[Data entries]
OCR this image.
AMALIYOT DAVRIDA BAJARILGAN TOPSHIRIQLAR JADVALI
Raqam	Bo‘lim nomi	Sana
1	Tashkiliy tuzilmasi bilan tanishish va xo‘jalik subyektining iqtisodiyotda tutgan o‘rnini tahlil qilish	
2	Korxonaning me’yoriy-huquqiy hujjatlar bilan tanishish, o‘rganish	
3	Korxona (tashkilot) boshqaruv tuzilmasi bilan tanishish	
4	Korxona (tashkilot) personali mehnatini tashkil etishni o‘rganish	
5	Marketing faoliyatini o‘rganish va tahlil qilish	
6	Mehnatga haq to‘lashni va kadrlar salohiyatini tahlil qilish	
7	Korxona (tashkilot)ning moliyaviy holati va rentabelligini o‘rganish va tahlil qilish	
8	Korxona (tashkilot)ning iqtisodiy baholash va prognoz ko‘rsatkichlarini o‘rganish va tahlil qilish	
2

Task description: Pick out all the lines with the word "tuzilmasi" in them and copy them.

Response to this exercise:
1	Tashkiliy tuzilmasi bilan tanishish va xo‘jalik subyektining iqtisodiyotda tutgan o‘rnini tahlil qilish	
3	Korxona (tashkilot) boshqaruv tuzilmasi bilan tanishish	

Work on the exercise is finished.